Return every line of the records below unchanged, leaving out the pictures.

* BEGIN DATA PROVIDED *

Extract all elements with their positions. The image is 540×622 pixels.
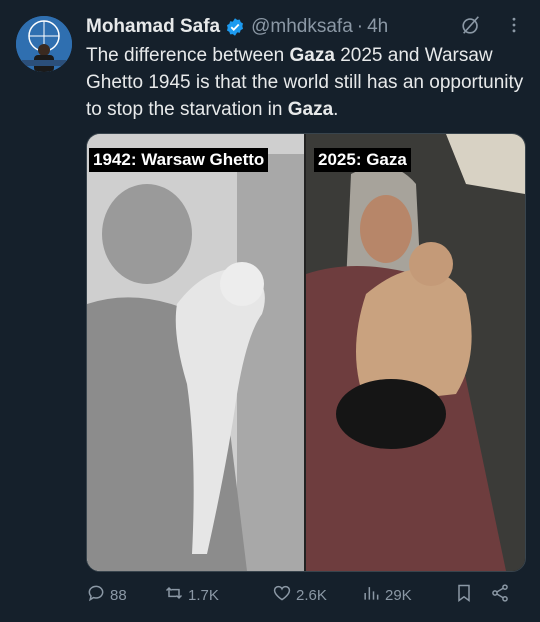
views-count: 29K (385, 586, 412, 604)
verified-badge-icon (225, 17, 245, 37)
more-icon[interactable] (504, 15, 524, 41)
timestamp[interactable]: 4h (367, 16, 388, 38)
views-icon (361, 583, 381, 607)
like-icon (272, 583, 292, 607)
tweet-text-bold: Gaza (289, 45, 335, 66)
action-bar: 88 1.7K 2.6K 29K (86, 582, 524, 608)
tweet-text-bold: Gaza (287, 99, 334, 120)
bookmark-button[interactable] (454, 582, 474, 608)
avatar[interactable] (16, 16, 72, 72)
share-button[interactable] (490, 582, 510, 608)
like-button[interactable]: 2.6K (272, 582, 327, 608)
tweet-text-segment: . (333, 99, 339, 120)
repost-count: 1.7K (188, 586, 219, 604)
reply-icon (86, 583, 106, 607)
tweet-text-segment: The difference between (86, 45, 290, 66)
tweet-text: The difference between Gaza 2025 and War… (86, 42, 526, 123)
tweet-media[interactable]: 1942: Warsaw Ghetto 2025: Gaza (86, 133, 526, 572)
repost-button[interactable]: 1.7K (164, 582, 219, 608)
reply-count: 88 (110, 586, 127, 604)
author-handle[interactable]: @mhdksafa (251, 16, 353, 38)
left-caption: 1942: Warsaw Ghetto (89, 148, 269, 172)
reply-button[interactable]: 88 (86, 582, 127, 608)
warsaw-ghetto-photo: 1942: Warsaw Ghetto (87, 134, 304, 571)
right-caption: 2025: Gaza (314, 148, 411, 172)
share-icon (490, 583, 510, 607)
tweet-header: Mohamad Safa @mhdksafa · 4h (86, 14, 524, 40)
grok-icon[interactable] (460, 14, 482, 42)
views-button[interactable]: 29K (361, 582, 412, 608)
like-count: 2.6K (296, 586, 327, 604)
repost-icon (164, 583, 184, 607)
bookmark-icon (454, 583, 474, 607)
gaza-photo: 2025: Gaza (306, 134, 525, 571)
separator-dot: · (356, 16, 364, 37)
author-name[interactable]: Mohamad Safa (86, 16, 220, 38)
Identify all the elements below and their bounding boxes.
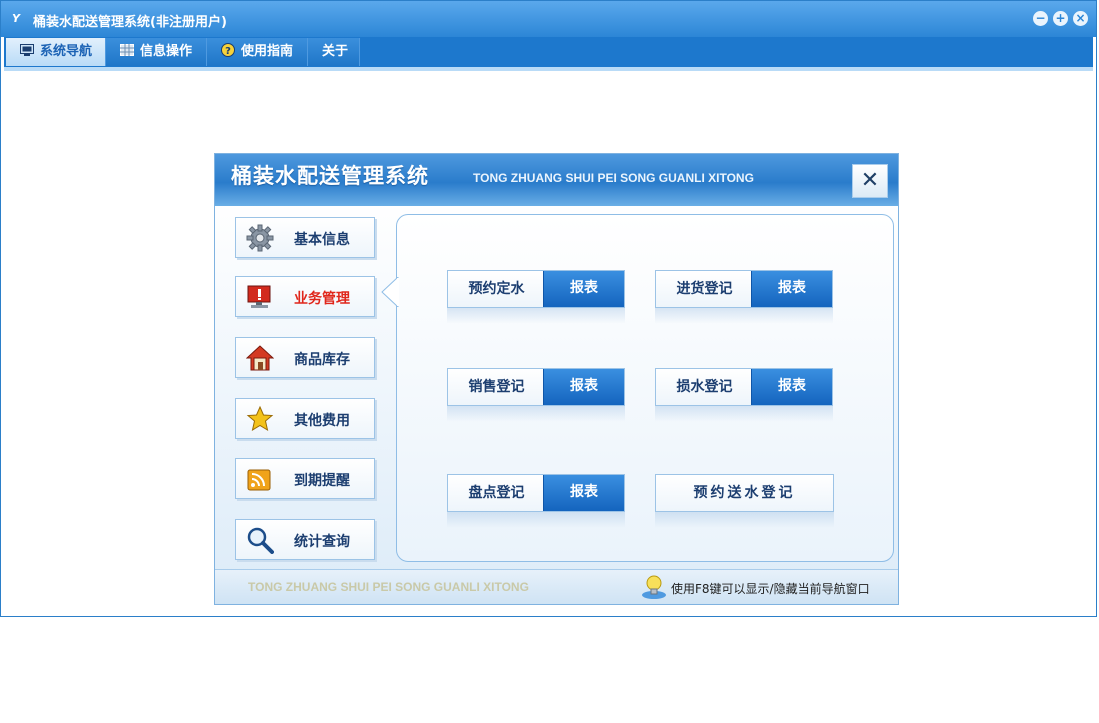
lightbulb-icon bbox=[642, 575, 666, 599]
button-reflection bbox=[655, 308, 833, 324]
nav-label: 商品库存 bbox=[294, 352, 350, 368]
grid-icon bbox=[120, 44, 134, 56]
nav-basic-info[interactable]: 基本信息 bbox=[235, 217, 375, 258]
sales-register-report-button[interactable]: 报表 bbox=[543, 369, 624, 405]
sales-register-button[interactable]: 销售登记 报表 bbox=[447, 368, 625, 406]
help-icon: ? bbox=[221, 43, 235, 57]
tab-system-navigation[interactable]: 系统导航 bbox=[6, 38, 106, 66]
app-logo-icon: Y bbox=[12, 12, 20, 25]
nav-label: 统计查询 bbox=[294, 534, 350, 550]
function-label: 进货登记 bbox=[676, 281, 733, 297]
stocktake-register-report-button[interactable]: 报表 bbox=[543, 475, 624, 511]
pointer-arrow-icon bbox=[381, 277, 399, 307]
menu-bar: 系统导航 信息操作 ? 使用指南 关于 bbox=[4, 37, 1093, 67]
tab-label: 信息操作 bbox=[140, 44, 193, 59]
water-loss-register-report-button[interactable]: 报表 bbox=[751, 369, 832, 405]
restore-icon[interactable]: + bbox=[1053, 11, 1068, 26]
reserve-water-report-button[interactable]: 报表 bbox=[543, 271, 624, 307]
nav-label: 基本信息 bbox=[294, 232, 350, 248]
nav-label: 到期提醒 bbox=[294, 473, 350, 489]
reserve-water-button[interactable]: 预约定水 报表 bbox=[447, 270, 625, 308]
function-label: 盘点登记 bbox=[468, 485, 525, 501]
tab-label: 系统导航 bbox=[40, 44, 93, 59]
function-label: 预约送水登记 bbox=[693, 485, 796, 501]
rss-icon bbox=[247, 469, 271, 491]
title-bar[interactable]: Y 桶装水配送管理系统(非注册用户) − + × bbox=[1, 1, 1096, 37]
function-label: 销售登记 bbox=[468, 379, 525, 395]
panel-close-button[interactable]: ✕ bbox=[852, 164, 888, 198]
minimize-icon[interactable]: − bbox=[1033, 11, 1048, 26]
panel-header: 桶装水配送管理系统 TONG ZHUANG SHUI PEI SONG GUAN… bbox=[215, 154, 898, 206]
panel-footer: TONG ZHUANG SHUI PEI SONG GUANLI XITONG … bbox=[215, 569, 898, 604]
panel-subtitle: TONG ZHUANG SHUI PEI SONG GUANLI XITONG bbox=[473, 171, 754, 185]
nav-business-management[interactable]: 业务管理 bbox=[235, 276, 375, 317]
monitor-icon bbox=[20, 44, 34, 56]
purchase-register-button[interactable]: 进货登记 报表 bbox=[655, 270, 833, 308]
nav-label: 业务管理 bbox=[294, 291, 350, 307]
tab-info-operation[interactable]: 信息操作 bbox=[106, 38, 207, 66]
nav-expiry-reminder[interactable]: 到期提醒 bbox=[235, 458, 375, 499]
svg-text:?: ? bbox=[225, 46, 231, 57]
footer-brand: TONG ZHUANG SHUI PEI SONG GUANLI XITONG bbox=[248, 580, 529, 594]
star-icon bbox=[246, 405, 274, 432]
reserve-delivery-register-button[interactable]: 预约送水登记 bbox=[655, 474, 834, 512]
monitor-alert-icon bbox=[247, 285, 271, 308]
button-reflection bbox=[655, 512, 834, 528]
nav-label: 其他费用 bbox=[294, 413, 350, 429]
close-icon[interactable]: × bbox=[1073, 11, 1088, 26]
button-reflection bbox=[447, 512, 625, 528]
navigation-panel: 桶装水配送管理系统 TONG ZHUANG SHUI PEI SONG GUAN… bbox=[214, 153, 899, 605]
purchase-register-report-button[interactable]: 报表 bbox=[751, 271, 832, 307]
window-controls: − + × bbox=[1033, 11, 1088, 26]
button-reflection bbox=[447, 308, 625, 324]
nav-inventory[interactable]: 商品库存 bbox=[235, 337, 375, 378]
nav-statistics-query[interactable]: 统计查询 bbox=[235, 519, 375, 560]
nav-other-fees[interactable]: 其他费用 bbox=[235, 398, 375, 439]
magnifier-icon bbox=[247, 527, 274, 554]
panel-title: 桶装水配送管理系统 bbox=[231, 163, 429, 188]
water-loss-register-button[interactable]: 损水登记 报表 bbox=[655, 368, 833, 406]
gear-icon bbox=[246, 224, 274, 252]
tab-user-guide[interactable]: ? 使用指南 bbox=[207, 38, 308, 66]
button-reflection bbox=[655, 406, 833, 422]
button-reflection bbox=[447, 406, 625, 422]
home-icon bbox=[246, 345, 274, 371]
tab-label: 关于 bbox=[322, 44, 349, 59]
footer-hint: 使用F8键可以显示/隐藏当前导航窗口 bbox=[671, 582, 870, 596]
tab-about[interactable]: 关于 bbox=[308, 38, 360, 66]
function-label: 预约定水 bbox=[468, 281, 525, 297]
stocktake-register-button[interactable]: 盘点登记 报表 bbox=[447, 474, 625, 512]
function-label: 损水登记 bbox=[676, 379, 733, 395]
window-title: 桶装水配送管理系统(非注册用户) bbox=[33, 15, 227, 30]
tab-label: 使用指南 bbox=[241, 44, 294, 59]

* END DATA PROVIDED *

**REPLY:**
Extract all elements with their positions. The image is 540×622 pixels.
views-count: 29K (385, 586, 412, 604)
verified-badge-icon (225, 17, 245, 37)
more-icon[interactable] (504, 15, 524, 41)
timestamp[interactable]: 4h (367, 16, 388, 38)
views-icon (361, 583, 381, 607)
like-icon (272, 583, 292, 607)
tweet-text-bold: Gaza (289, 45, 335, 66)
action-bar: 88 1.7K 2.6K 29K (86, 582, 524, 608)
tweet-text-bold: Gaza (287, 99, 334, 120)
bookmark-button[interactable] (454, 582, 474, 608)
avatar[interactable] (16, 16, 72, 72)
share-button[interactable] (490, 582, 510, 608)
like-button[interactable]: 2.6K (272, 582, 327, 608)
tweet-text-segment: . (333, 99, 339, 120)
repost-count: 1.7K (188, 586, 219, 604)
reply-icon (86, 583, 106, 607)
tweet-text-segment: The difference between (86, 45, 290, 66)
tweet-text: The difference between Gaza 2025 and War… (86, 42, 526, 123)
tweet-media[interactable]: 1942: Warsaw Ghetto 2025: Gaza (86, 133, 526, 572)
repost-button[interactable]: 1.7K (164, 582, 219, 608)
reply-count: 88 (110, 586, 127, 604)
author-handle[interactable]: @mhdksafa (251, 16, 353, 38)
left-caption: 1942: Warsaw Ghetto (89, 148, 269, 172)
reply-button[interactable]: 88 (86, 582, 127, 608)
warsaw-ghetto-photo: 1942: Warsaw Ghetto (87, 134, 304, 571)
right-caption: 2025: Gaza (314, 148, 411, 172)
share-icon (490, 583, 510, 607)
tweet-header: Mohamad Safa @mhdksafa · 4h (86, 14, 524, 40)
grok-icon[interactable] (460, 14, 482, 42)
views-button[interactable]: 29K (361, 582, 412, 608)
like-count: 2.6K (296, 586, 327, 604)
repost-icon (164, 583, 184, 607)
bookmark-icon (454, 583, 474, 607)
gaza-photo: 2025: Gaza (306, 134, 525, 571)
separator-dot: · (356, 16, 364, 37)
author-name[interactable]: Mohamad Safa (86, 16, 220, 38)
Identify all the elements below and their bounding boxes.
lightbulb-icon bbox=[642, 575, 666, 599]
button-reflection bbox=[655, 308, 833, 324]
nav-label: 商品库存 bbox=[294, 352, 350, 368]
grid-icon bbox=[120, 44, 134, 56]
nav-basic-info[interactable]: 基本信息 bbox=[235, 217, 375, 258]
sales-register-report-button[interactable]: 报表 bbox=[543, 369, 624, 405]
sales-register-button[interactable]: 销售登记 报表 bbox=[447, 368, 625, 406]
help-icon: ? bbox=[221, 43, 235, 57]
tab-system-navigation[interactable]: 系统导航 bbox=[6, 38, 106, 66]
app-logo-icon: Y bbox=[12, 12, 20, 25]
nav-label: 统计查询 bbox=[294, 534, 350, 550]
function-label: 进货登记 bbox=[676, 281, 733, 297]
stocktake-register-report-button[interactable]: 报表 bbox=[543, 475, 624, 511]
pointer-arrow-icon bbox=[381, 277, 399, 307]
menu-bar: 系统导航 信息操作 ? 使用指南 关于 bbox=[4, 37, 1093, 67]
tab-label: 信息操作 bbox=[140, 44, 193, 59]
water-loss-register-report-button[interactable]: 报表 bbox=[751, 369, 832, 405]
restore-icon[interactable]: + bbox=[1053, 11, 1068, 26]
reserve-water-report-button[interactable]: 报表 bbox=[543, 271, 624, 307]
nav-label: 基本信息 bbox=[294, 232, 350, 248]
nav-label: 到期提醒 bbox=[294, 473, 350, 489]
reserve-water-button[interactable]: 预约定水 报表 bbox=[447, 270, 625, 308]
function-label: 盘点登记 bbox=[468, 485, 525, 501]
tab-label: 系统导航 bbox=[40, 44, 93, 59]
function-label: 预约送水登记 bbox=[693, 485, 796, 501]
rss-icon bbox=[247, 469, 271, 491]
title-bar[interactable]: Y 桶装水配送管理系统(非注册用户) − + × bbox=[1, 1, 1096, 37]
function-label: 销售登记 bbox=[468, 379, 525, 395]
panel-close-button[interactable]: ✕ bbox=[852, 164, 888, 198]
minimize-icon[interactable]: − bbox=[1033, 11, 1048, 26]
panel-header: 桶装水配送管理系统 TONG ZHUANG SHUI PEI SONG GUAN… bbox=[215, 154, 898, 206]
panel-footer: TONG ZHUANG SHUI PEI SONG GUANLI XITONG … bbox=[215, 569, 898, 604]
panel-subtitle: TONG ZHUANG SHUI PEI SONG GUANLI XITONG bbox=[473, 171, 754, 185]
nav-business-management[interactable]: 业务管理 bbox=[235, 276, 375, 317]
monitor-icon bbox=[20, 44, 34, 56]
purchase-register-button[interactable]: 进货登记 报表 bbox=[655, 270, 833, 308]
nav-label: 业务管理 bbox=[294, 291, 350, 307]
tab-info-operation[interactable]: 信息操作 bbox=[106, 38, 207, 66]
nav-expiry-reminder[interactable]: 到期提醒 bbox=[235, 458, 375, 499]
svg-text:?: ? bbox=[225, 46, 231, 57]
footer-brand: TONG ZHUANG SHUI PEI SONG GUANLI XITONG bbox=[248, 580, 529, 594]
star-icon bbox=[246, 405, 274, 432]
reserve-delivery-register-button[interactable]: 预约送水登记 bbox=[655, 474, 834, 512]
monitor-alert-icon bbox=[247, 285, 271, 308]
button-reflection bbox=[655, 512, 834, 528]
nav-label: 其他费用 bbox=[294, 413, 350, 429]
close-icon[interactable]: × bbox=[1073, 11, 1088, 26]
button-reflection bbox=[447, 512, 625, 528]
navigation-panel: 桶装水配送管理系统 TONG ZHUANG SHUI PEI SONG GUAN… bbox=[214, 153, 899, 605]
purchase-register-report-button[interactable]: 报表 bbox=[751, 271, 832, 307]
window-controls: − + × bbox=[1033, 11, 1088, 26]
button-reflection bbox=[447, 308, 625, 324]
nav-inventory[interactable]: 商品库存 bbox=[235, 337, 375, 378]
nav-statistics-query[interactable]: 统计查询 bbox=[235, 519, 375, 560]
nav-other-fees[interactable]: 其他费用 bbox=[235, 398, 375, 439]
magnifier-icon bbox=[247, 527, 274, 554]
panel-title: 桶装水配送管理系统 bbox=[231, 163, 429, 188]
water-loss-register-button[interactable]: 损水登记 报表 bbox=[655, 368, 833, 406]
gear-icon bbox=[246, 224, 274, 252]
tab-user-guide[interactable]: ? 使用指南 bbox=[207, 38, 308, 66]
button-reflection bbox=[655, 406, 833, 422]
button-reflection bbox=[447, 406, 625, 422]
home-icon bbox=[246, 345, 274, 371]
tab-label: 关于 bbox=[322, 44, 349, 59]
footer-hint: 使用F8键可以显示/隐藏当前导航窗口 bbox=[671, 582, 870, 596]
tab-about[interactable]: 关于 bbox=[308, 38, 360, 66]
function-label: 预约定水 bbox=[468, 281, 525, 297]
stocktake-register-button[interactable]: 盘点登记 报表 bbox=[447, 474, 625, 512]
function-label: 损水登记 bbox=[676, 379, 733, 395]
window-title: 桶装水配送管理系统(非注册用户) bbox=[33, 15, 227, 30]
tab-label: 使用指南 bbox=[241, 44, 294, 59]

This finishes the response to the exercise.